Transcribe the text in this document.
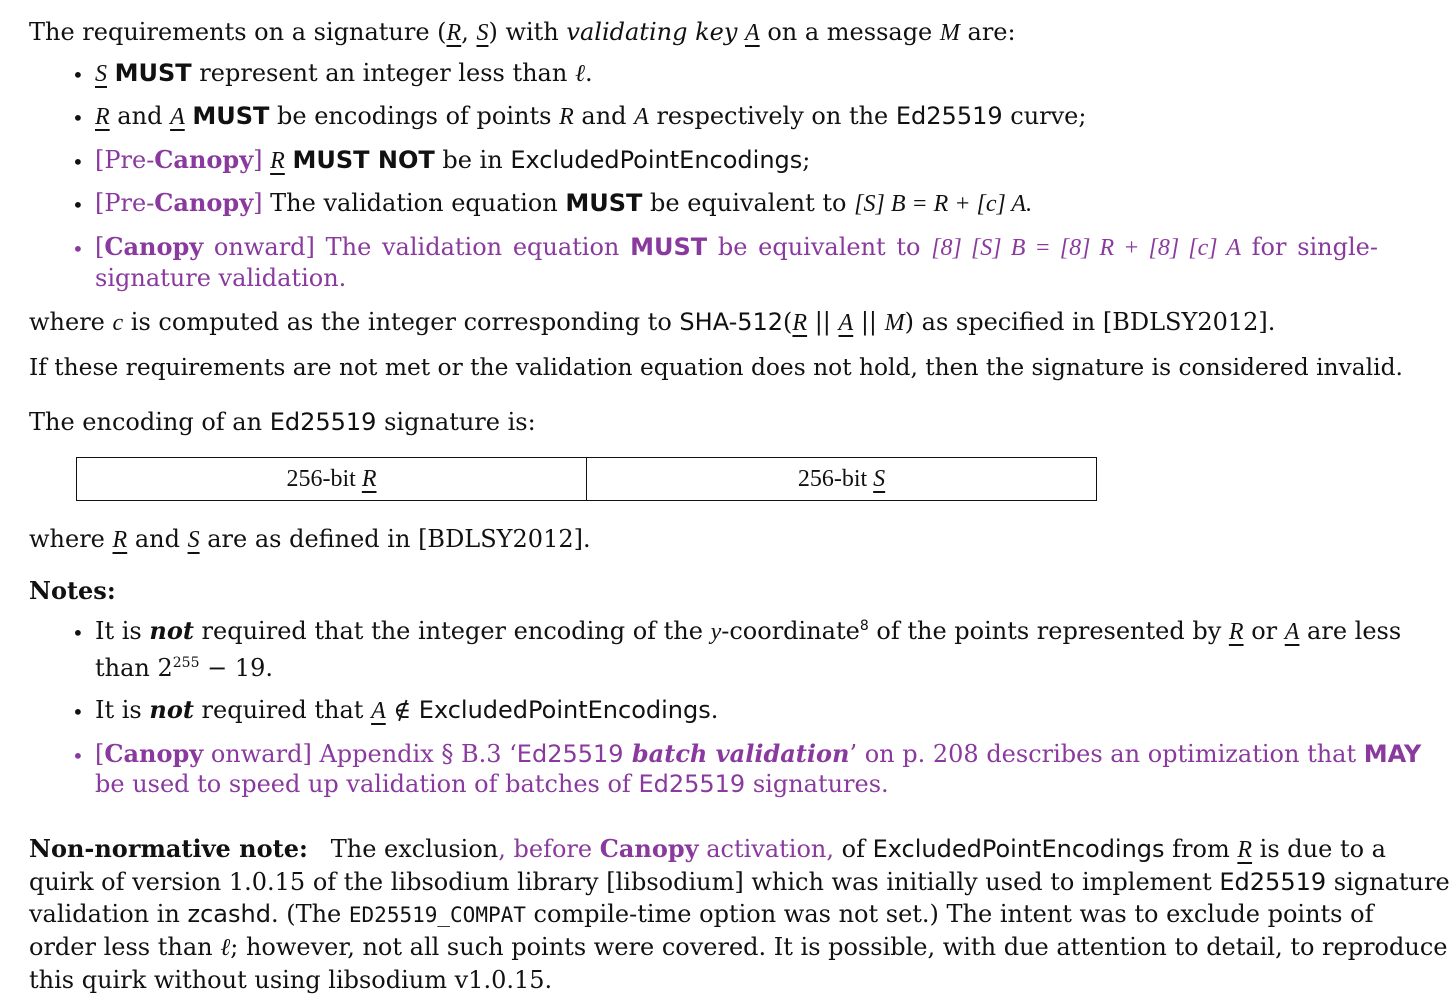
The requirements on a signature (R, S) with validating key A on a message M are:
• S MUST represent an integer less than ℓ.
• R and A MUST be encodings of points R and A respectively on the Ed25519 curve;
• [Pre-Canopy] R MUST NOT be in ExcludedPointEncodings;
• [Pre-Canopy] The validation equation MUST be equivalent to [S] B = R + [c] A.
• [Canopy onward] The validation equation MUST be equivalent to [8] [S] B = [8] R + [8] [c] A for single-
signature validation.
where c is computed as the integer corresponding to SHA-512(R || A || M) as specified in [BDLSY2012].
If these requirements are not met or the validation equation does not hold, then the signature is considered invalid.
The encoding of an Ed25519 signature is:
256-bit R	256-bit S
where R and S are as defined in [BDLSY2012].
Notes:
• It is not required that the integer encoding of the y-coordinate$^8$ of the points represented by R or A are less
than $2^{255} - 19$.
• It is not required that A ∉ ExcludedPointEncodings.
• [Canopy onward] Appendix § B.3 ‘Ed25519 batch validation’ on p. 208 describes an optimization that MAY
be used to speed up validation of batches of Ed25519 signatures.
Non-normative note: The exclusion, before Canopy activation, of ExcludedPointEncodings from R is due to a
quirk of version 1.0.15 of the libsodium library [libsodium] which was initially used to implement Ed25519 signature
validation in zcashd. (The ED25519_COMPAT compile-time option was not set.) The intent was to exclude points of
order less than ℓ; however, not all such points were covered. It is possible, with due attention to detail, to reproduce
this quirk without using libsodium v1.0.15.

________________

WORK REQUIRED: Find each line in the records holding the string "that" and show it.

SOLUTION TO THE PROBLEM:
• It is not required that the integer encoding of the y-coordinate$^8$ of the points represented by R or A are less
• It is not required that A ∉ ExcludedPointEncodings.
• [Canopy onward] Appendix § B.3 ‘Ed25519 batch validation’ on p. 208 describes an optimization that MAY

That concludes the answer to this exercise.